=== The exercise ===
Copy every line from the material below that holds "circle".

** start of Records **

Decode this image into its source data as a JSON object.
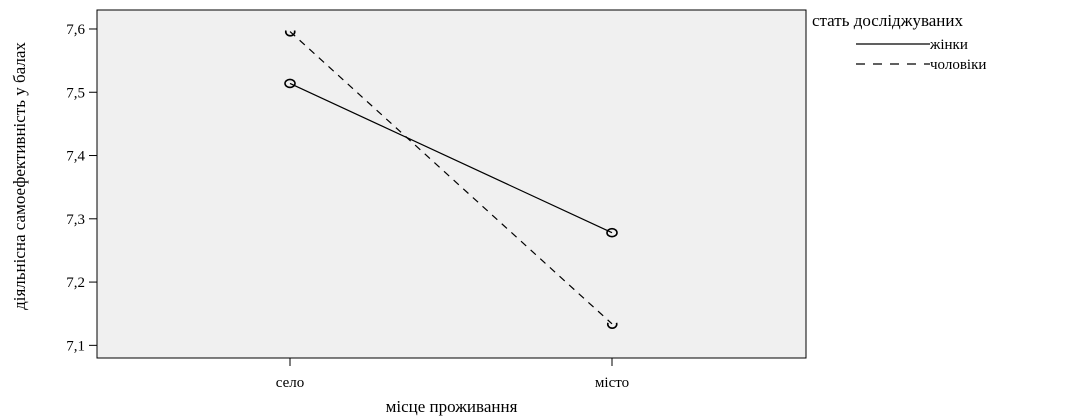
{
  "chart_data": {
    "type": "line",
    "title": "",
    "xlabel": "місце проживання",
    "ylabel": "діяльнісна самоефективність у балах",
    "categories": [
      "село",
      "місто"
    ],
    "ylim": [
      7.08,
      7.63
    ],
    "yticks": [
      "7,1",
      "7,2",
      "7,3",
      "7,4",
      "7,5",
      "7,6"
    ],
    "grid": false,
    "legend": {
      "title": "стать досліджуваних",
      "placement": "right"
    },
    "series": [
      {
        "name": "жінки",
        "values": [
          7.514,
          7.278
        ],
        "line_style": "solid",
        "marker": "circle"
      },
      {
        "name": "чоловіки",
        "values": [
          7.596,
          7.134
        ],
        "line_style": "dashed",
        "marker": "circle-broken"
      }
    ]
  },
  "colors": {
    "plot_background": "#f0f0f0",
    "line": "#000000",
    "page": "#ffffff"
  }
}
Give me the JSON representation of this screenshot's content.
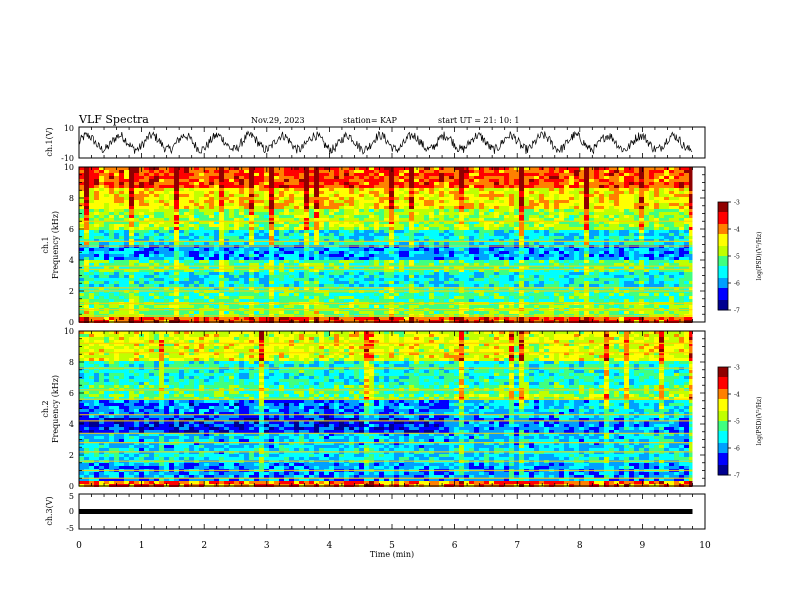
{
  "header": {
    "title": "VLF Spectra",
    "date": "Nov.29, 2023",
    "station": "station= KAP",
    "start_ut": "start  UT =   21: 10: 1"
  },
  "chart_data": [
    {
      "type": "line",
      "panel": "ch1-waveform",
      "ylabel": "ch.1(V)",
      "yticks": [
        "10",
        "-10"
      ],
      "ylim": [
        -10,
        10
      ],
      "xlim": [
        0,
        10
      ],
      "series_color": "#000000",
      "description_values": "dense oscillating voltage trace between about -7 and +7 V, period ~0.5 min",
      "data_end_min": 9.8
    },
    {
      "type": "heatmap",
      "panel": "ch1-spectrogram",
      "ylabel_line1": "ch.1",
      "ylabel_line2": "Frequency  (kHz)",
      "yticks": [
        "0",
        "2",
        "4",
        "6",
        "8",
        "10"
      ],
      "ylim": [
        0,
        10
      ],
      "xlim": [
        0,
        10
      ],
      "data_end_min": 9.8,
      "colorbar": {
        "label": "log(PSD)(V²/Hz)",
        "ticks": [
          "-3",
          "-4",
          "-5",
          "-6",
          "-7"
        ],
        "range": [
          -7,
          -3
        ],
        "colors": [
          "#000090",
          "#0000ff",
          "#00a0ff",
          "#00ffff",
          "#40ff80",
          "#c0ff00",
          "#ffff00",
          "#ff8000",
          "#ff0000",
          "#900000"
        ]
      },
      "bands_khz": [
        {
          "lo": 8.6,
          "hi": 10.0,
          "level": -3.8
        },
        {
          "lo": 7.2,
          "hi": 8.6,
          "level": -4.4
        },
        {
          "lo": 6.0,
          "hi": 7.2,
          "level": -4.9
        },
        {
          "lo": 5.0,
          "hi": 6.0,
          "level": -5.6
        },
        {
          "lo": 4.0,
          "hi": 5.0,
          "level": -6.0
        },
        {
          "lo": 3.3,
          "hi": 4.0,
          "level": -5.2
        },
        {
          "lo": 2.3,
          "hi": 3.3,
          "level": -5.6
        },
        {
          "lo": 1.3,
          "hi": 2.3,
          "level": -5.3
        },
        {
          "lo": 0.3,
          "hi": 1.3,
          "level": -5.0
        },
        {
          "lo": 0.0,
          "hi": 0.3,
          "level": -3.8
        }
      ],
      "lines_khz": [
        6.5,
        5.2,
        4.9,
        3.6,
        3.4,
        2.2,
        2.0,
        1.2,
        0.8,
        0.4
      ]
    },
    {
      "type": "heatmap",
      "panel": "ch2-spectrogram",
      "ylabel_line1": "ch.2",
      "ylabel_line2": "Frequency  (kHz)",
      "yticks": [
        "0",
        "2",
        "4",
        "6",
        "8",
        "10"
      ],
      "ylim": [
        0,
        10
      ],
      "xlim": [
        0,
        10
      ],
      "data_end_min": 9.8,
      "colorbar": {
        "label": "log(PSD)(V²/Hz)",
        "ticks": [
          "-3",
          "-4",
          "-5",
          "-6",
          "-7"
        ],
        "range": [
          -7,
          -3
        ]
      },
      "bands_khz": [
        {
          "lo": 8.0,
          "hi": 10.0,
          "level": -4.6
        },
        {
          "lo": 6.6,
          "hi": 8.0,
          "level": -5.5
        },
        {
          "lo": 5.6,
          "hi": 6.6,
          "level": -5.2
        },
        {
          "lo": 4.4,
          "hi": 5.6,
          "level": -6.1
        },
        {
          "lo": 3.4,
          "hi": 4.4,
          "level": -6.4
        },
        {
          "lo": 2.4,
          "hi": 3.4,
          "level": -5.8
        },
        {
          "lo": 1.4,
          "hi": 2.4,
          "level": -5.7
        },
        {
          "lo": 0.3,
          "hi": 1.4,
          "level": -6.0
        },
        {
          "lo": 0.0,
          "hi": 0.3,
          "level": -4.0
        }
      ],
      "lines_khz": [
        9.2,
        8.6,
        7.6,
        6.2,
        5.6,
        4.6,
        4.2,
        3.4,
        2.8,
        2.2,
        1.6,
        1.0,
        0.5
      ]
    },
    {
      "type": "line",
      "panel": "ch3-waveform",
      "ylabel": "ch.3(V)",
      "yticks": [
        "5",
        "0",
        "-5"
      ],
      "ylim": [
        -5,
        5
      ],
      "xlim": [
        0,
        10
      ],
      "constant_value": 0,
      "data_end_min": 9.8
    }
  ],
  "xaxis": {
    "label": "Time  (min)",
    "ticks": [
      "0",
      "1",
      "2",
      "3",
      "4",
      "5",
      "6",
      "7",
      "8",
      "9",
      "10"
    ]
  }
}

** end of Records **
** start of Records **

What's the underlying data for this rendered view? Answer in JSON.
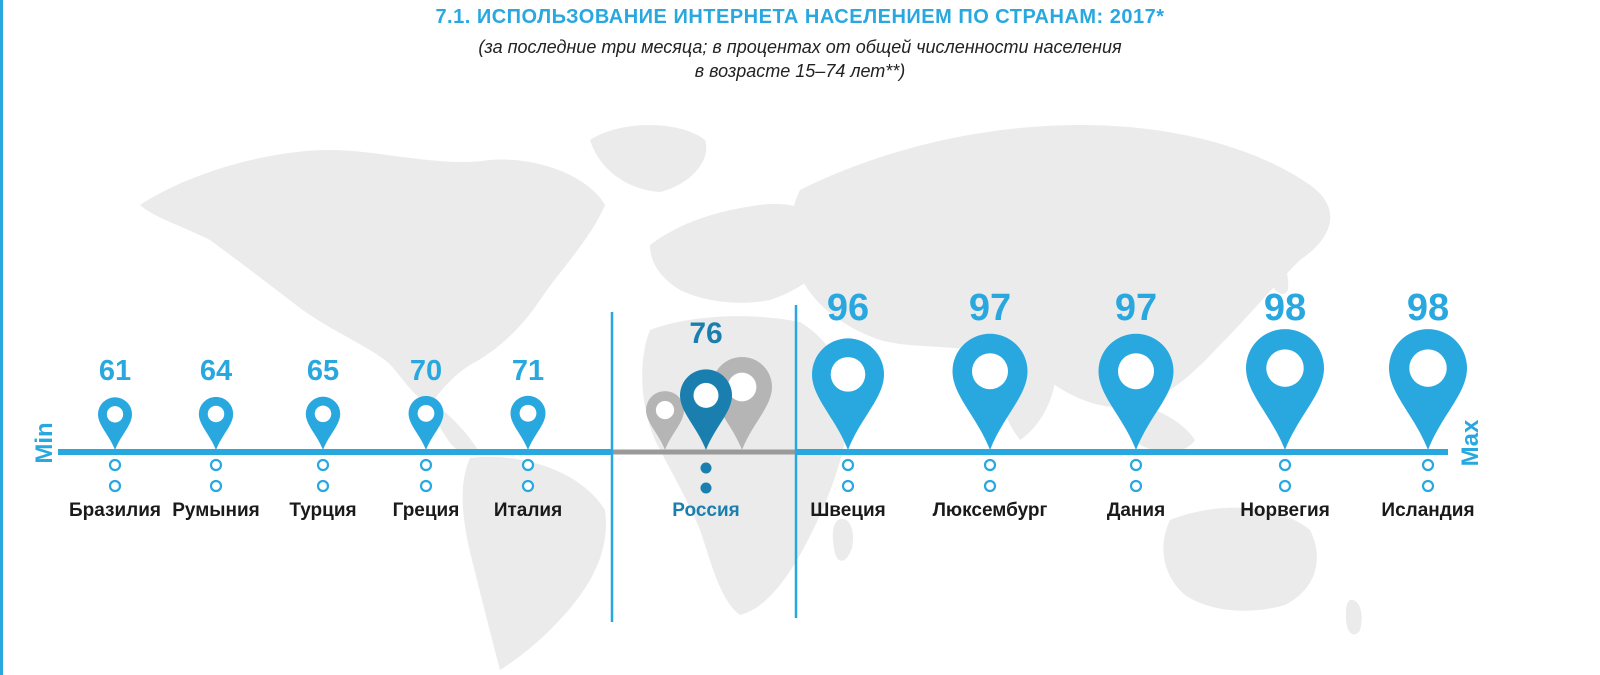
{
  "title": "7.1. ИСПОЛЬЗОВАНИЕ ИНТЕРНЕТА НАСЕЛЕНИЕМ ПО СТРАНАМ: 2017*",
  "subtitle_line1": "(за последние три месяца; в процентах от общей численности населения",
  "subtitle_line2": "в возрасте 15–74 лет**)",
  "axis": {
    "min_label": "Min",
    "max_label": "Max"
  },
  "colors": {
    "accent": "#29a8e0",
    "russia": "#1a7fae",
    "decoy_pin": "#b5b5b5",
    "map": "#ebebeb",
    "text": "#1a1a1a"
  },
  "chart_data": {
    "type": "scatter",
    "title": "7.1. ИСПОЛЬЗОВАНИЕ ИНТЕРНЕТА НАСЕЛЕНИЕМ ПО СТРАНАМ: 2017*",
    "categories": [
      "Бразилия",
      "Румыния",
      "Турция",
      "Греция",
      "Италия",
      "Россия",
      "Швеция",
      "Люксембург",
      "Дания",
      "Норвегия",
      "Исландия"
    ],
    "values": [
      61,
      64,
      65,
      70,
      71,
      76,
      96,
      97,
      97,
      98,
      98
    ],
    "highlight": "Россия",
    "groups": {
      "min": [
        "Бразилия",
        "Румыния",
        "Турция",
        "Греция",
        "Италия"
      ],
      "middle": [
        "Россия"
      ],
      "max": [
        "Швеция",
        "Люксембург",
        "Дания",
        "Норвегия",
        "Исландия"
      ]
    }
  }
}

** end of Records **

=== Answer for the task ===
        "marker": "circle"
        "marker": "circle-broken"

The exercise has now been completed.